• [ACTIVITY] Scan the lines below and report each one containing "subunit" by copying it.

[Structured page parsing data]
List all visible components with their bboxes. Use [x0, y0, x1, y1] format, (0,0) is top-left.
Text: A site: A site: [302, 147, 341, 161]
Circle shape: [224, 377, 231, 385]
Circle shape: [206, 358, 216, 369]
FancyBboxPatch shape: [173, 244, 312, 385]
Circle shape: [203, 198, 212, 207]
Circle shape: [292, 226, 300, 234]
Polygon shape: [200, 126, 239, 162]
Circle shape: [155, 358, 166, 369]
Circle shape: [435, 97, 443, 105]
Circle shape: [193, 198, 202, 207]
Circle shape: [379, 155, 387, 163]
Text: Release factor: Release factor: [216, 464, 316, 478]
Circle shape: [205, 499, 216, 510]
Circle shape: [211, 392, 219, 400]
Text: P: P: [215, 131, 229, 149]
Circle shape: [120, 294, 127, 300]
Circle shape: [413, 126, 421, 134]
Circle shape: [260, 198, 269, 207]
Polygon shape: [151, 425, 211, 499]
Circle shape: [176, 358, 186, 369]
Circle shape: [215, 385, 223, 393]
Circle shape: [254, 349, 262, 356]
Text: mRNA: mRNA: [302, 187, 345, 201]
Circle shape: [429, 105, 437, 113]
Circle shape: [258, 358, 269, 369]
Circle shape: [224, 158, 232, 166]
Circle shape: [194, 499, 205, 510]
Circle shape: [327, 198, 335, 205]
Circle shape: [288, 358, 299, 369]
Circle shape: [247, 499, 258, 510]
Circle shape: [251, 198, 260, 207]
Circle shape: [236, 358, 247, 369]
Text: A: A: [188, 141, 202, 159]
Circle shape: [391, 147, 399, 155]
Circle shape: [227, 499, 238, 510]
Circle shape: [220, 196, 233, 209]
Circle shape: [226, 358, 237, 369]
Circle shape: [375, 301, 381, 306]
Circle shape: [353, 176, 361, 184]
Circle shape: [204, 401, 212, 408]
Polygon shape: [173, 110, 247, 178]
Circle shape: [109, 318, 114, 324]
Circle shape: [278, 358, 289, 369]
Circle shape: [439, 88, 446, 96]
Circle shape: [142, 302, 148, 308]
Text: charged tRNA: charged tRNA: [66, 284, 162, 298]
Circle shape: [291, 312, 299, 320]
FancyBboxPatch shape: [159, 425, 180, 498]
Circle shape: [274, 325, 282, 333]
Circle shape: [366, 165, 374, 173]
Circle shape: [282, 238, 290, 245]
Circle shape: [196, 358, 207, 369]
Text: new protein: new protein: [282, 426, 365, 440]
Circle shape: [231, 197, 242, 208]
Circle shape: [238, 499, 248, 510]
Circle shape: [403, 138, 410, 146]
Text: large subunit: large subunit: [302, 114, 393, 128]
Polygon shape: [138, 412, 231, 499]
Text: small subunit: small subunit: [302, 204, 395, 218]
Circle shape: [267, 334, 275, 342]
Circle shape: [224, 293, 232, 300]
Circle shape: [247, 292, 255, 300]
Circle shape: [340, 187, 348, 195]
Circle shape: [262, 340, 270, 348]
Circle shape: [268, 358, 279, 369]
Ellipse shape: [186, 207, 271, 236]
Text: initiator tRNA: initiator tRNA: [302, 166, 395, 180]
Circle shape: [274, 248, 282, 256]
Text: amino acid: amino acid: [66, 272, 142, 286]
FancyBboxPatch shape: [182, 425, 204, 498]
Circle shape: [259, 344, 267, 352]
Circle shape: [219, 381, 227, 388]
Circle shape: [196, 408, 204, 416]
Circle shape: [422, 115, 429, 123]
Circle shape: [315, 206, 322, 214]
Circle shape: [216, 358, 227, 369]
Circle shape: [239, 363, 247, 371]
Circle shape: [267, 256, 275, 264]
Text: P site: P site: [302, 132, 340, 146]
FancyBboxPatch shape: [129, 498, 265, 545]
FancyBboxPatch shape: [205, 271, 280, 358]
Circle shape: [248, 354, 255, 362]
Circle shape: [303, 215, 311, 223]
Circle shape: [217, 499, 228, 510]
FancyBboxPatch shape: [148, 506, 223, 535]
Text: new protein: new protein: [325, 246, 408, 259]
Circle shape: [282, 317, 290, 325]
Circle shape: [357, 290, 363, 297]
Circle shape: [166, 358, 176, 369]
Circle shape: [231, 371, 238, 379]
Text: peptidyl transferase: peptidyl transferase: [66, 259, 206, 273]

• [TASK RESPONSE]
Text: large subunit: large subunit: [302, 114, 393, 128]
Text: small subunit: small subunit: [302, 204, 395, 218]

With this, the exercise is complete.